EXERCISE: All records must be quoted exactly. Omit the pictures.

PROVIDED MATERIAL:
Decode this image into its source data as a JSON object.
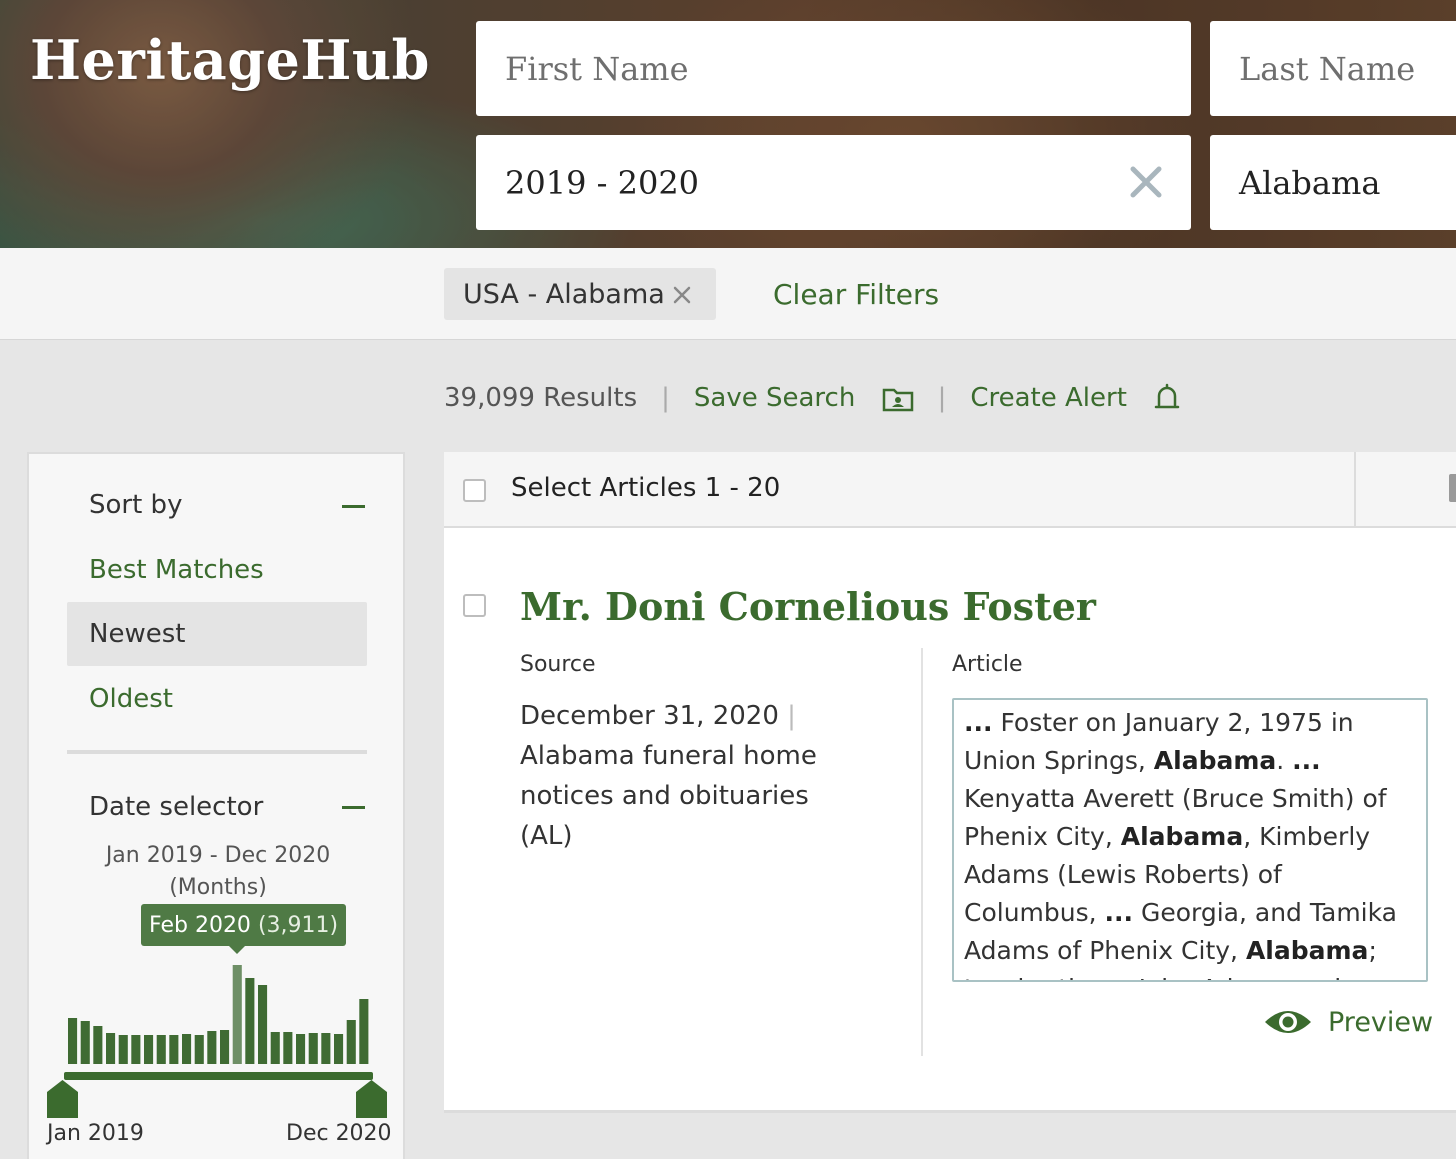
{
  "brand": {
    "logo": "HeritageHub"
  },
  "search": {
    "first_name_placeholder": "First Name",
    "last_name_placeholder": "Last Name",
    "date_range_value": "2019 - 2020",
    "location_value": "Alabama"
  },
  "filters": {
    "chip_label": "USA - Alabama",
    "clear_label": "Clear Filters"
  },
  "results": {
    "count_label": "39,099 Results",
    "save_search_label": "Save Search",
    "create_alert_label": "Create Alert"
  },
  "sidebar": {
    "sort_heading": "Sort by",
    "sort_options": [
      "Best Matches",
      "Newest",
      "Oldest"
    ],
    "active_sort": "Newest",
    "date_heading": "Date selector",
    "date_range_text": "Jan 2019 - Dec 2020",
    "date_unit_text": "(Months)",
    "tooltip_month": "Feb 2020",
    "tooltip_count": "(3,911)",
    "axis_start": "Jan 2019",
    "axis_end": "Dec 2020",
    "histogram_relative": [
      0.46,
      0.43,
      0.38,
      0.31,
      0.29,
      0.29,
      0.29,
      0.29,
      0.29,
      0.3,
      0.29,
      0.33,
      0.34,
      0.99,
      0.86,
      0.79,
      0.32,
      0.32,
      0.3,
      0.31,
      0.31,
      0.3,
      0.44,
      0.65
    ],
    "highlighted_index": 13
  },
  "list": {
    "select_label": "Select Articles 1 - 20"
  },
  "result_item": {
    "title": "Mr. Doni Cornelious Foster",
    "source_heading": "Source",
    "article_heading": "Article",
    "date": "December 31, 2020",
    "publication": "Alabama funeral home notices and obituaries (AL)",
    "snippet_html": "<b>...</b> Foster on January 2, 1975 in Union Springs, <b>Alabama</b>. <b>...</b> Kenyatta Averett (Bruce Smith) of Phenix City, <b>Alabama</b>, Kimberly Adams (Lewis Roberts) of Columbus, <b>...</b> Georgia, and Tamika Adams of Phenix City, <b>Alabama</b>; two brothers, John Adams and Steven Adams; both",
    "preview_label": "Preview"
  },
  "colors": {
    "accent": "#3b6b2e",
    "bar": "#3f6b33",
    "bar_highlight": "#6e8f66"
  },
  "icons": [
    "clear-x-icon",
    "chip-remove-icon",
    "folder-save-icon",
    "bell-icon",
    "minus-icon",
    "eye-icon",
    "slider-handle-icon"
  ]
}
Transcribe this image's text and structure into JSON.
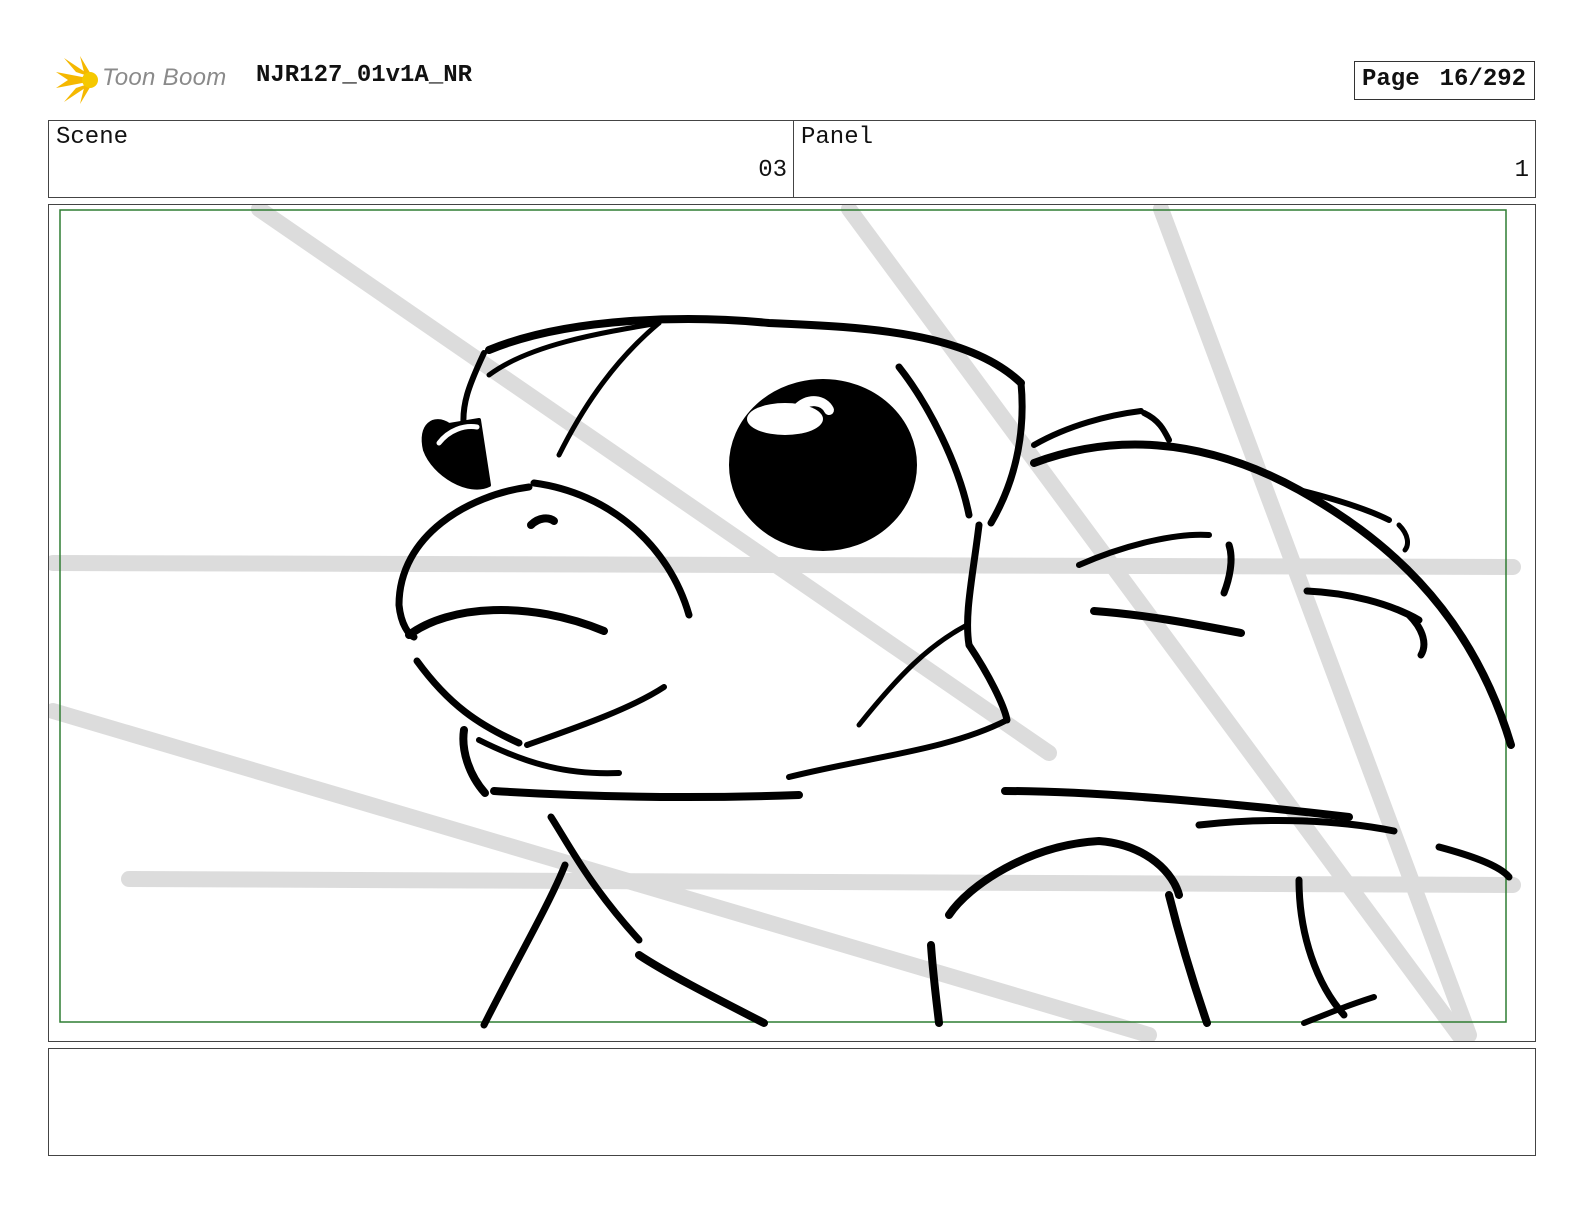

RESPONSE:
Decode this image into its source data as a JSON object.
{
  "brand": {
    "logo": "HeritageHub"
  },
  "search": {
    "first_name_placeholder": "First Name",
    "last_name_placeholder": "Last Name",
    "date_range_value": "2019 - 2020",
    "location_value": "Alabama"
  },
  "filters": {
    "chip_label": "USA - Alabama",
    "clear_label": "Clear Filters"
  },
  "results": {
    "count_label": "39,099 Results",
    "save_search_label": "Save Search",
    "create_alert_label": "Create Alert"
  },
  "sidebar": {
    "sort_heading": "Sort by",
    "sort_options": [
      "Best Matches",
      "Newest",
      "Oldest"
    ],
    "active_sort": "Newest",
    "date_heading": "Date selector",
    "date_range_text": "Jan 2019 - Dec 2020",
    "date_unit_text": "(Months)",
    "tooltip_month": "Feb 2020",
    "tooltip_count": "(3,911)",
    "axis_start": "Jan 2019",
    "axis_end": "Dec 2020",
    "histogram_relative": [
      0.46,
      0.43,
      0.38,
      0.31,
      0.29,
      0.29,
      0.29,
      0.29,
      0.29,
      0.3,
      0.29,
      0.33,
      0.34,
      0.99,
      0.86,
      0.79,
      0.32,
      0.32,
      0.3,
      0.31,
      0.31,
      0.3,
      0.44,
      0.65
    ],
    "highlighted_index": 13
  },
  "list": {
    "select_label": "Select Articles 1 - 20"
  },
  "result_item": {
    "title": "Mr. Doni Cornelious Foster",
    "source_heading": "Source",
    "article_heading": "Article",
    "date": "December 31, 2020",
    "publication": "Alabama funeral home notices and obituaries (AL)",
    "snippet_html": "<b>...</b> Foster on January 2, 1975 in Union Springs, <b>Alabama</b>. <b>...</b> Kenyatta Averett (Bruce Smith) of Phenix City, <b>Alabama</b>, Kimberly Adams (Lewis Roberts) of Columbus, <b>...</b> Georgia, and Tamika Adams of Phenix City, <b>Alabama</b>; two brothers, John Adams and Steven Adams; both",
    "preview_label": "Preview"
  },
  "colors": {
    "accent": "#3b6b2e",
    "bar": "#3f6b33",
    "bar_highlight": "#6e8f66"
  },
  "icons": [
    "clear-x-icon",
    "chip-remove-icon",
    "folder-save-icon",
    "bell-icon",
    "minus-icon",
    "eye-icon",
    "slider-handle-icon"
  ]
}
Transcribe this image's text and structure into JSON.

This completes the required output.